* **CHALLENGE**: Would you return all of this data exactly, leaving nothing out?

* **DATA FOR THIS TASK**:
##########
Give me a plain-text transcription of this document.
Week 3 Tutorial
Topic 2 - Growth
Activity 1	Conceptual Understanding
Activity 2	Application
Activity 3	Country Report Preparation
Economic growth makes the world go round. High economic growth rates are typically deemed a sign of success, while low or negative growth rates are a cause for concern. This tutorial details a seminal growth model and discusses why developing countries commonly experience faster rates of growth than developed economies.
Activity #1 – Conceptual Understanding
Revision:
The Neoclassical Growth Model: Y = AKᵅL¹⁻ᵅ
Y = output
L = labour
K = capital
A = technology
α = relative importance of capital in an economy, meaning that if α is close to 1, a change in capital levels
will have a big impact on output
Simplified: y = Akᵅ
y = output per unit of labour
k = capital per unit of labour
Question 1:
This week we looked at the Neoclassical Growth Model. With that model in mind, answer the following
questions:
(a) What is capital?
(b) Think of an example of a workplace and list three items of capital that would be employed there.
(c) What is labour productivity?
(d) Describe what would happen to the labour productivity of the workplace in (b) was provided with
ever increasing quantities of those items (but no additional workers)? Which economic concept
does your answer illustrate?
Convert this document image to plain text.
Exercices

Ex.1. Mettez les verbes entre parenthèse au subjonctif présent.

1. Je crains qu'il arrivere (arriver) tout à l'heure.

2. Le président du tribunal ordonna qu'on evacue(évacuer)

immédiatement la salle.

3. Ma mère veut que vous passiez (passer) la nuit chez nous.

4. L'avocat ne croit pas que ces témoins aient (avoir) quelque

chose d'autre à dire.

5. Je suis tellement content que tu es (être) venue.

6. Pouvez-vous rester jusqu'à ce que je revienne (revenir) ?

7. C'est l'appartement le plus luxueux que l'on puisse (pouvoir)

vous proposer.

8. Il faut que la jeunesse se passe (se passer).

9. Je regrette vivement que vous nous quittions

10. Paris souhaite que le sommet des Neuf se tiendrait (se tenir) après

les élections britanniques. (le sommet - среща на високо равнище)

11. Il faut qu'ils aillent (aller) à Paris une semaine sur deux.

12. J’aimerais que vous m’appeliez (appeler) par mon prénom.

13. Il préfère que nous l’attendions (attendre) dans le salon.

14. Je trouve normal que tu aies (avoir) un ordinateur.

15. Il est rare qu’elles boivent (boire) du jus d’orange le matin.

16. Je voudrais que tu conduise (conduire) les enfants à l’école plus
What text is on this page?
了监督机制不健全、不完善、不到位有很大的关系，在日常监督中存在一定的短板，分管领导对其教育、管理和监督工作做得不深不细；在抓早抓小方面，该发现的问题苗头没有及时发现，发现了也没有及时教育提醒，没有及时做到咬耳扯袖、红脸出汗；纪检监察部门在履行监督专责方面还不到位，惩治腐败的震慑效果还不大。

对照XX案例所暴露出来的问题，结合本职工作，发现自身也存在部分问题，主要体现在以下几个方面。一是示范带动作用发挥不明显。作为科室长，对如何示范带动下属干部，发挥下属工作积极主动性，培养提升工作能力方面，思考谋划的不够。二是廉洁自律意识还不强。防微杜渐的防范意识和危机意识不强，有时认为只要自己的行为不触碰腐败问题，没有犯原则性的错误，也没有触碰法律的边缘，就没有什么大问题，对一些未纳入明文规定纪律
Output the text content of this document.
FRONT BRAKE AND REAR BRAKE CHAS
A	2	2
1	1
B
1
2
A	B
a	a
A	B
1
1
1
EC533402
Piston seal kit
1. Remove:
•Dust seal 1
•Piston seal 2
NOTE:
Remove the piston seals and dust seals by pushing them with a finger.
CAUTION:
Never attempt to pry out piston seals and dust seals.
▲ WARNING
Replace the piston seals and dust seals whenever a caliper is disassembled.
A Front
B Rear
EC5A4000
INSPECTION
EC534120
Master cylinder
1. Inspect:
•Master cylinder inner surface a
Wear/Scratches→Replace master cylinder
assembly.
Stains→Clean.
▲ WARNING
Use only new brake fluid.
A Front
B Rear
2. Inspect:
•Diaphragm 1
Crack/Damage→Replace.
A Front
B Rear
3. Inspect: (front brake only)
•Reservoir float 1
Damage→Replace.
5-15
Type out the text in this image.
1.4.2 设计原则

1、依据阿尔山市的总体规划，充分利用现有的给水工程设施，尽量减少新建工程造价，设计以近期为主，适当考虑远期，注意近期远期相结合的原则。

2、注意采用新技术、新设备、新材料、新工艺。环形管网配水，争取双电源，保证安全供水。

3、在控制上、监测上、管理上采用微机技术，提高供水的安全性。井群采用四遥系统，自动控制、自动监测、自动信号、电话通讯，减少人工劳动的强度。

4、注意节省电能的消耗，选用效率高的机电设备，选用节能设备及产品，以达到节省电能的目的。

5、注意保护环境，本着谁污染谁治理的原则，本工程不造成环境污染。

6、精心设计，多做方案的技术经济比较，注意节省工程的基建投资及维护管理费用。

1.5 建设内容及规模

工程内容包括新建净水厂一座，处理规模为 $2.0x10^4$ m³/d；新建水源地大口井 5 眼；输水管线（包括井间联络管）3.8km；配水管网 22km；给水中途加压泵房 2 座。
##########
* **COMPLETE OUTPUT**:
Give me a plain-text transcription of this document.
Week 3 Tutorial
Topic 2 - Growth
Activity 1	Conceptual Understanding
Activity 2	Application
Activity 3	Country Report Preparation
Economic growth makes the world go round. High economic growth rates are typically deemed a sign of success, while low or negative growth rates are a cause for concern. This tutorial details a seminal growth model and discusses why developing countries commonly experience faster rates of growth than developed economies.
Activity #1 – Conceptual Understanding
Revision:
The Neoclassical Growth Model: Y = AKᵅL¹⁻ᵅ
Y = output
L = labour
K = capital
A = technology
α = relative importance of capital in an economy, meaning that if α is close to 1, a change in capital levels
will have a big impact on output
Simplified: y = Akᵅ
y = output per unit of labour
k = capital per unit of labour
Question 1:
This week we looked at the Neoclassical Growth Model. With that model in mind, answer the following
questions:
(a) What is capital?
(b) Think of an example of a workplace and list three items of capital that would be employed there.
(c) What is labour productivity?
(d) Describe what would happen to the labour productivity of the workplace in (b) was provided with
ever increasing quantities of those items (but no additional workers)? Which economic concept
does your answer illustrate?
Convert this document image to plain text.
Exercices

Ex.1. Mettez les verbes entre parenthèse au subjonctif présent.

1. Je crains qu'il arrivere (arriver) tout à l'heure.

2. Le président du tribunal ordonna qu'on evacue(évacuer)

immédiatement la salle.

3. Ma mère veut que vous passiez (passer) la nuit chez nous.

4. L'avocat ne croit pas que ces témoins aient (avoir) quelque

chose d'autre à dire.

5. Je suis tellement content que tu es (être) venue.

6. Pouvez-vous rester jusqu'à ce que je revienne (revenir) ?

7. C'est l'appartement le plus luxueux que l'on puisse (pouvoir)

vous proposer.

8. Il faut que la jeunesse se passe (se passer).

9. Je regrette vivement que vous nous quittions

10. Paris souhaite que le sommet des Neuf se tiendrait (se tenir) après

les élections britanniques. (le sommet - среща на високо равнище)

11. Il faut qu'ils aillent (aller) à Paris une semaine sur deux.

12. J’aimerais que vous m’appeliez (appeler) par mon prénom.

13. Il préfère que nous l’attendions (attendre) dans le salon.

14. Je trouve normal que tu aies (avoir) un ordinateur.

15. Il est rare qu’elles boivent (boire) du jus d’orange le matin.

16. Je voudrais que tu conduise (conduire) les enfants à l’école plus
What text is on this page?
了监督机制不健全、不完善、不到位有很大的关系，在日常监督中存在一定的短板，分管领导对其教育、管理和监督工作做得不深不细；在抓早抓小方面，该发现的问题苗头没有及时发现，发现了也没有及时教育提醒，没有及时做到咬耳扯袖、红脸出汗；纪检监察部门在履行监督专责方面还不到位，惩治腐败的震慑效果还不大。

对照XX案例所暴露出来的问题，结合本职工作，发现自身也存在部分问题，主要体现在以下几个方面。一是示范带动作用发挥不明显。作为科室长，对如何示范带动下属干部，发挥下属工作积极主动性，培养提升工作能力方面，思考谋划的不够。二是廉洁自律意识还不强。防微杜渐的防范意识和危机意识不强，有时认为只要自己的行为不触碰腐败问题，没有犯原则性的错误，也没有触碰法律的边缘，就没有什么大问题，对一些未纳入明文规定纪律
Output the text content of this document.
FRONT BRAKE AND REAR BRAKE CHAS
A	2	2
1	1
B
1
2
A	B
a	a
A	B
1
1
1
EC533402
Piston seal kit
1. Remove:
•Dust seal 1
•Piston seal 2
NOTE:
Remove the piston seals and dust seals by pushing them with a finger.
CAUTION:
Never attempt to pry out piston seals and dust seals.
▲ WARNING
Replace the piston seals and dust seals whenever a caliper is disassembled.
A Front
B Rear
EC5A4000
INSPECTION
EC534120
Master cylinder
1. Inspect:
•Master cylinder inner surface a
Wear/Scratches→Replace master cylinder
assembly.
Stains→Clean.
▲ WARNING
Use only new brake fluid.
A Front
B Rear
2. Inspect:
•Diaphragm 1
Crack/Damage→Replace.
A Front
B Rear
3. Inspect: (front brake only)
•Reservoir float 1
Damage→Replace.
5-15
Type out the text in this image.
1.4.2 设计原则

1、依据阿尔山市的总体规划，充分利用现有的给水工程设施，尽量减少新建工程造价，设计以近期为主，适当考虑远期，注意近期远期相结合的原则。

2、注意采用新技术、新设备、新材料、新工艺。环形管网配水，争取双电源，保证安全供水。

3、在控制上、监测上、管理上采用微机技术，提高供水的安全性。井群采用四遥系统，自动控制、自动监测、自动信号、电话通讯，减少人工劳动的强度。

4、注意节省电能的消耗，选用效率高的机电设备，选用节能设备及产品，以达到节省电能的目的。

5、注意保护环境，本着谁污染谁治理的原则，本工程不造成环境污染。

6、精心设计，多做方案的技术经济比较，注意节省工程的基建投资及维护管理费用。

1.5 建设内容及规模

工程内容包括新建净水厂一座，处理规模为 $2.0x10^4$ m³/d；新建水源地大口井 5 眼；输水管线（包括井间联络管）3.8km；配水管网 22km；给水中途加压泵房 2 座。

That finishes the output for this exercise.